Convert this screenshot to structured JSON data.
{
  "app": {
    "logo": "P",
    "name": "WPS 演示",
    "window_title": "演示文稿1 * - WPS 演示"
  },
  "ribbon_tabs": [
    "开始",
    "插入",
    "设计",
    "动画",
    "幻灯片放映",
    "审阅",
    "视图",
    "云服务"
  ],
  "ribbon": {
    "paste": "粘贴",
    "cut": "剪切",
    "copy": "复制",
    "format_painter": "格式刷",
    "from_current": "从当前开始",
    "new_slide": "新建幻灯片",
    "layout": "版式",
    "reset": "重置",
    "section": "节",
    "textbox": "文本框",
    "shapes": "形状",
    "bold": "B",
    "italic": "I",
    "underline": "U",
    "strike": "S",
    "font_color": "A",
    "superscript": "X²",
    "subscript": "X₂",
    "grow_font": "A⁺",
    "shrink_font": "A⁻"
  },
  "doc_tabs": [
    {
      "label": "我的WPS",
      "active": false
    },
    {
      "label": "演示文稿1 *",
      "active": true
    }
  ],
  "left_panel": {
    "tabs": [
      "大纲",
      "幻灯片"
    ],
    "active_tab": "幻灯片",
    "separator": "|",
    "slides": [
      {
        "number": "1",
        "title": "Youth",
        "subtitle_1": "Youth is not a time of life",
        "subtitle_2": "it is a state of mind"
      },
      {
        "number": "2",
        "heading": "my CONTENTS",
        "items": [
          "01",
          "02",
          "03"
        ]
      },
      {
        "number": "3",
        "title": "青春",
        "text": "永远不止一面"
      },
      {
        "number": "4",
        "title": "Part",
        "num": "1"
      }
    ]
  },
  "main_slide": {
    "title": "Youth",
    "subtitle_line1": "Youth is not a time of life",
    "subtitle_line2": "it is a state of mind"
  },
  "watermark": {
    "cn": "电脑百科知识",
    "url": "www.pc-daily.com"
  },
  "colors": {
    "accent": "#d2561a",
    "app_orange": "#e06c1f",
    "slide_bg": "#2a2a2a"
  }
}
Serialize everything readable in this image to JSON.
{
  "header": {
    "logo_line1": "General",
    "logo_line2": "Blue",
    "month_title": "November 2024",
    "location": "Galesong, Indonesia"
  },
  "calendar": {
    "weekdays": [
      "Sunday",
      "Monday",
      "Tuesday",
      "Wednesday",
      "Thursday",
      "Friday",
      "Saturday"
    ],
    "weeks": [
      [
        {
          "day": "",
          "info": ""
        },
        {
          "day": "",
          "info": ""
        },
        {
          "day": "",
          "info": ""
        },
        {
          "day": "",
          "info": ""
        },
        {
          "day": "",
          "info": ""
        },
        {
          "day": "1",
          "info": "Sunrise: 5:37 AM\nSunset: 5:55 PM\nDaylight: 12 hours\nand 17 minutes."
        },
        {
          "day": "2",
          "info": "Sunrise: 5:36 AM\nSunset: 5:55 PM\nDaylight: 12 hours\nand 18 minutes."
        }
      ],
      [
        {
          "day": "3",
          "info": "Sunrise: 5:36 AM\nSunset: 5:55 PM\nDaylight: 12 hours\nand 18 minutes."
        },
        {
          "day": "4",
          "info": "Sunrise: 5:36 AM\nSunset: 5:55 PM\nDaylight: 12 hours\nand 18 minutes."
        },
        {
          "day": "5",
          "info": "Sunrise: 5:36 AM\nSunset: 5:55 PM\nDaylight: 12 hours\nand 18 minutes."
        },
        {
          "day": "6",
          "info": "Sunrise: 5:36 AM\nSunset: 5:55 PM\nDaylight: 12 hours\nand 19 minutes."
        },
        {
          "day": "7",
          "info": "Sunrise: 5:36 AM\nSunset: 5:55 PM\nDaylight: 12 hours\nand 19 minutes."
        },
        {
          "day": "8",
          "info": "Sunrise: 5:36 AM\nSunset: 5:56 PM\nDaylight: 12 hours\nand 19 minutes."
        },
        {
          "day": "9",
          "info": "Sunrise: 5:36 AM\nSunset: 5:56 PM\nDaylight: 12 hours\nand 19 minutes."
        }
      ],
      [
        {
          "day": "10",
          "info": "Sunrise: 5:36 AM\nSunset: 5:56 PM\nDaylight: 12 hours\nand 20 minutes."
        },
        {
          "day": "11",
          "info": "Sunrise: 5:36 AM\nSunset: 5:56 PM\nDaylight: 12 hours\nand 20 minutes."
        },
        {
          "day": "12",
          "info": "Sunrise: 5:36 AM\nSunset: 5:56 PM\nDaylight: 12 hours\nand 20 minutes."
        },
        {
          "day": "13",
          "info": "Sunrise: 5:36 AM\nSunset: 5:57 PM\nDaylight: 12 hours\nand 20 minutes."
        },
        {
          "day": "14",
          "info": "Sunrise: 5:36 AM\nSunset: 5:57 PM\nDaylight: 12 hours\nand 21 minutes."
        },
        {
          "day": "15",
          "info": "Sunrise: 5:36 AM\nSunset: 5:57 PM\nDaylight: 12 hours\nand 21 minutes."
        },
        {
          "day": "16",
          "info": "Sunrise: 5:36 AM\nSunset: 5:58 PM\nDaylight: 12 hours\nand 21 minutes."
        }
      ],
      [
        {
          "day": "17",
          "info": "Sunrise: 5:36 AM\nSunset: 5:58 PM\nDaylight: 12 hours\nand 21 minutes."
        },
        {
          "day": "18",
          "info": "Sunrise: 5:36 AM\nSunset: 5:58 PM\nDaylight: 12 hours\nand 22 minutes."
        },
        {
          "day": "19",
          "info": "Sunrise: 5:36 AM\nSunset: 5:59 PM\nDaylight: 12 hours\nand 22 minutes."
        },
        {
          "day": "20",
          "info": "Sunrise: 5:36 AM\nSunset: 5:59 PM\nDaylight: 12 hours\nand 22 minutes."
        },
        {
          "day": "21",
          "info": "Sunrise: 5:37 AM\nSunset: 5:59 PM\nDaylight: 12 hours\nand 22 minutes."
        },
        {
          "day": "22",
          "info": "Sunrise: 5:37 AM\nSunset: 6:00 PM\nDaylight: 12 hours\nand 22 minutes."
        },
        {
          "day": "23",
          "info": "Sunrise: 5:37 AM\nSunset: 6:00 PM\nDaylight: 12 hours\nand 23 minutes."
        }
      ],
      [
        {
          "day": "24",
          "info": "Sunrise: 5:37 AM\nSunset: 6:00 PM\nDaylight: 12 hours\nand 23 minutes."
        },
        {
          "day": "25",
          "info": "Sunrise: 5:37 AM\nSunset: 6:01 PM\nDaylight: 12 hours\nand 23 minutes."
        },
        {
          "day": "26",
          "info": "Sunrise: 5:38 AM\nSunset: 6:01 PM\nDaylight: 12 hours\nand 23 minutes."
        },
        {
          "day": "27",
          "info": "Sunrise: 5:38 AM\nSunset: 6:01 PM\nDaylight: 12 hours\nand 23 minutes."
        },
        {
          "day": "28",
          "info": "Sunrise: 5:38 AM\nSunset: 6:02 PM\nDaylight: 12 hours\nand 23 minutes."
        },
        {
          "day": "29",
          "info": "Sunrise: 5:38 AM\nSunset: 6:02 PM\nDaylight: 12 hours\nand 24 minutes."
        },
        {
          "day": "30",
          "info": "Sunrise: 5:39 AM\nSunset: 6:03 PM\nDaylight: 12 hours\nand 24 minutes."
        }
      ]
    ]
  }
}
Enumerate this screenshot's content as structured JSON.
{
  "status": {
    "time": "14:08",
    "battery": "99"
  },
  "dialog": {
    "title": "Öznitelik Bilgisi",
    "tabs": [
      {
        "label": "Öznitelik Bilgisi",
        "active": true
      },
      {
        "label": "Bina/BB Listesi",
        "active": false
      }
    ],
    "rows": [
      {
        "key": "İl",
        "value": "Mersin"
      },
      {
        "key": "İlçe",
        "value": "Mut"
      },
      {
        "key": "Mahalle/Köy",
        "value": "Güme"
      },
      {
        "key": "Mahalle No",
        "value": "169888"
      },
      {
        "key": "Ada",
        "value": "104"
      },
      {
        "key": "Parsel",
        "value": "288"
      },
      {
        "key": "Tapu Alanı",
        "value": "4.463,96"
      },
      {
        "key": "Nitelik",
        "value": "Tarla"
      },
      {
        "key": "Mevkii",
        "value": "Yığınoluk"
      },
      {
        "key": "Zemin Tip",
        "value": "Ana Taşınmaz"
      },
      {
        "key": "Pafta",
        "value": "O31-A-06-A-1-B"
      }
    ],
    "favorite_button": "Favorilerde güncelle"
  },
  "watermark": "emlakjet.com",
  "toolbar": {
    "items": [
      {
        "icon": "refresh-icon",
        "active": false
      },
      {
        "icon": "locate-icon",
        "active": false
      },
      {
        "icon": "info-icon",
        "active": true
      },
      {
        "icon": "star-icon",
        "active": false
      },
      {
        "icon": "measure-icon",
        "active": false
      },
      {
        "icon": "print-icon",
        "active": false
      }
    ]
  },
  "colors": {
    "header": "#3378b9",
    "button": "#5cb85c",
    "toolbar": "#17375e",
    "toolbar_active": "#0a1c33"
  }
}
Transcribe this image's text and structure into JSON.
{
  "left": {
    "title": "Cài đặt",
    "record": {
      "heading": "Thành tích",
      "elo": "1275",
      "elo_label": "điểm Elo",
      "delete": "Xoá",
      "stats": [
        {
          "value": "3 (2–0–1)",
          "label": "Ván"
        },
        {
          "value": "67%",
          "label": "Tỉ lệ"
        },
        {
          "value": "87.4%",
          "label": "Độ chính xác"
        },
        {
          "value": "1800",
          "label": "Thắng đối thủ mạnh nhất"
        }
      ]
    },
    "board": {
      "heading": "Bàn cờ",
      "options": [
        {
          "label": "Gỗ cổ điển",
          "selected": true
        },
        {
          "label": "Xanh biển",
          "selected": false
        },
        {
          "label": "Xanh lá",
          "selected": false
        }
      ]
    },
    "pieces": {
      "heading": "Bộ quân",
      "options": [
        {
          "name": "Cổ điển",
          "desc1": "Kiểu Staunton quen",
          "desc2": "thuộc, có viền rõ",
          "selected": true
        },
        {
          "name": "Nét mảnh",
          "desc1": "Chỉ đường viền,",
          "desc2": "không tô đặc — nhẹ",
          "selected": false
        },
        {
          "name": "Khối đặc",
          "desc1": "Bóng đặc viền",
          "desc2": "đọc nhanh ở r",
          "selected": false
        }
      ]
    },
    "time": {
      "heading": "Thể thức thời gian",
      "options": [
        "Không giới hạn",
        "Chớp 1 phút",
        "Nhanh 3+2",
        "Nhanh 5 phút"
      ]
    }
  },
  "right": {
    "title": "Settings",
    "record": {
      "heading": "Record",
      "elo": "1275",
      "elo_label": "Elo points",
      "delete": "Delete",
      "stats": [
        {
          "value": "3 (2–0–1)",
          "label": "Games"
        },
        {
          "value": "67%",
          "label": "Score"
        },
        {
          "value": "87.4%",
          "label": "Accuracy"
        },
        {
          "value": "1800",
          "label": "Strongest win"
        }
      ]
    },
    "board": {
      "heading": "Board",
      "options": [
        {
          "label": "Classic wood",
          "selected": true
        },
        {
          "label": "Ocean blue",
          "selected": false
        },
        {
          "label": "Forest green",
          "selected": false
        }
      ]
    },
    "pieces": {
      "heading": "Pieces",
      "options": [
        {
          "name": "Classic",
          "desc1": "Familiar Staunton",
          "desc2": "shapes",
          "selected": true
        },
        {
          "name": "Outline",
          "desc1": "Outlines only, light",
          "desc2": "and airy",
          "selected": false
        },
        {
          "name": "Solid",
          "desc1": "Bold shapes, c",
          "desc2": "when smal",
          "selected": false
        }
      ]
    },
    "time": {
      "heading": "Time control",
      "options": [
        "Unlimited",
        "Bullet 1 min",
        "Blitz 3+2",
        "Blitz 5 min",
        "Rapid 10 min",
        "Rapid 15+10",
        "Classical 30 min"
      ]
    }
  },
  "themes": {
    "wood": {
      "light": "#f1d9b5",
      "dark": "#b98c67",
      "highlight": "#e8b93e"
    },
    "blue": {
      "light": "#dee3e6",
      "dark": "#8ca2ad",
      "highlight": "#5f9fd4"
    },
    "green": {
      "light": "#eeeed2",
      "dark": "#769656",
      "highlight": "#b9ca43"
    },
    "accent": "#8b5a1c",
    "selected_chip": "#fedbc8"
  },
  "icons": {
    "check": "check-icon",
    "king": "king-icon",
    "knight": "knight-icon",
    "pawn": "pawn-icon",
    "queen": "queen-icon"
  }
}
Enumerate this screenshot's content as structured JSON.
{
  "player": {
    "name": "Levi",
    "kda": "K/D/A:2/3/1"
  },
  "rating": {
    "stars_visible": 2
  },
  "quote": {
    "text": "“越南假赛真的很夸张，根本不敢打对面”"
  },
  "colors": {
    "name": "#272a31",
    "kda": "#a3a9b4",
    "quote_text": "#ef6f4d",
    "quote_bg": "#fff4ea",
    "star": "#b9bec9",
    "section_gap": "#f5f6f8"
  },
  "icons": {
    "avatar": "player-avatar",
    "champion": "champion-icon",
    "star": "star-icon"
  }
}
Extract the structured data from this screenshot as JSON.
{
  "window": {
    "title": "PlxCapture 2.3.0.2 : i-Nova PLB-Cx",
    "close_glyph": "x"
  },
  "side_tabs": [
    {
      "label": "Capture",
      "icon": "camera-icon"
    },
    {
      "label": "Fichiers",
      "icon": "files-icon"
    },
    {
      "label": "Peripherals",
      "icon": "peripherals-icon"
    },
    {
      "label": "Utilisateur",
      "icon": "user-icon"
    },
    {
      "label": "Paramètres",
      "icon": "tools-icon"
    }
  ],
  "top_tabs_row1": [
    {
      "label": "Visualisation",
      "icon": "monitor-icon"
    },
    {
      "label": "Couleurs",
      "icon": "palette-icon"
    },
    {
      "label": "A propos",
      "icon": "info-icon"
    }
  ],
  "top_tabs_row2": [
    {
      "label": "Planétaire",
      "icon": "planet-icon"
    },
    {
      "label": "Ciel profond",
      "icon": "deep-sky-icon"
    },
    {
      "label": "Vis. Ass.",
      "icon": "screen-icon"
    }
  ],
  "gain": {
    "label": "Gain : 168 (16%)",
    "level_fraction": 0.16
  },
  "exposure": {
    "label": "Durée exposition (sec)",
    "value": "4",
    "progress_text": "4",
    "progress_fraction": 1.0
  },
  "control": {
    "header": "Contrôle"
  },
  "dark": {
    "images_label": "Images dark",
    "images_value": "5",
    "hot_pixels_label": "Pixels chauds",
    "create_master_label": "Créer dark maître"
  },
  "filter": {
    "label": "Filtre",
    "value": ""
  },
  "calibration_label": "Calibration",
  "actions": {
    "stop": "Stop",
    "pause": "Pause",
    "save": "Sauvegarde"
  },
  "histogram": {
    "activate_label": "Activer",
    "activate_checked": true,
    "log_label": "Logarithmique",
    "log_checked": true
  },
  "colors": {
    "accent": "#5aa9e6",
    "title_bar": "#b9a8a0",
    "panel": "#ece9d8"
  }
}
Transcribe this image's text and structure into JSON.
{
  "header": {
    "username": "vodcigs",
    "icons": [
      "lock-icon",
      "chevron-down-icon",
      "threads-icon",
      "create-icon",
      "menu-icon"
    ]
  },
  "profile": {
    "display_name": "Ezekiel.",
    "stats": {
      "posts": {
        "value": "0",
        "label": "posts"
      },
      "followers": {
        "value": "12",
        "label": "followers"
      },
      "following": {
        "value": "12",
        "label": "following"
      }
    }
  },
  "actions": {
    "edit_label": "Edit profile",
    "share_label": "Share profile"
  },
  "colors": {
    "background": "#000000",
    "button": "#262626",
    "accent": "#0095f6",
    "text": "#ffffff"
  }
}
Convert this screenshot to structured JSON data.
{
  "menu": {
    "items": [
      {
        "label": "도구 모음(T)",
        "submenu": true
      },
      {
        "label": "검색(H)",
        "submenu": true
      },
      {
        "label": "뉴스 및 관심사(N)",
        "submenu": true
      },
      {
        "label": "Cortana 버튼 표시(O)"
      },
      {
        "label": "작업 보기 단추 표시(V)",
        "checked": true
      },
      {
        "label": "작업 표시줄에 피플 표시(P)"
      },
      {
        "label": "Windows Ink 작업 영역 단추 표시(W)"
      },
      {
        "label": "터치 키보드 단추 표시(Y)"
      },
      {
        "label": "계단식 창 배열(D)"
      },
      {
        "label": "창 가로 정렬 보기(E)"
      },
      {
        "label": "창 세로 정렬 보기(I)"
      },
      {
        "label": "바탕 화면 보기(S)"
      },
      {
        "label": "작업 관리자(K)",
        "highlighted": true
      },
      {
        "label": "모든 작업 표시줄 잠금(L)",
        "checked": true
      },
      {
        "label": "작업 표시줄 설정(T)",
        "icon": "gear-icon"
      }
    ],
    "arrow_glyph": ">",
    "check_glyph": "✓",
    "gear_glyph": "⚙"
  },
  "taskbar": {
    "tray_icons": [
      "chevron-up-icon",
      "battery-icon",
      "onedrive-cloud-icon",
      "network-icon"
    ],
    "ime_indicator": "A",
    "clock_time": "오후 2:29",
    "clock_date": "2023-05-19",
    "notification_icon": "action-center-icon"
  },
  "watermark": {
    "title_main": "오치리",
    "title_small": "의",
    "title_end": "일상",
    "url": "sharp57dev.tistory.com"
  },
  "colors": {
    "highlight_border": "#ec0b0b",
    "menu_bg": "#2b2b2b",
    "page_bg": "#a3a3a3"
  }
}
-*-
**WHAT IS NEEDED**
Copy every single line of the material above that holds "Bilgisi".

**THE OUTPUT**
    "title": "Öznitelik Bilgisi",
        "label": "Öznitelik Bilgisi",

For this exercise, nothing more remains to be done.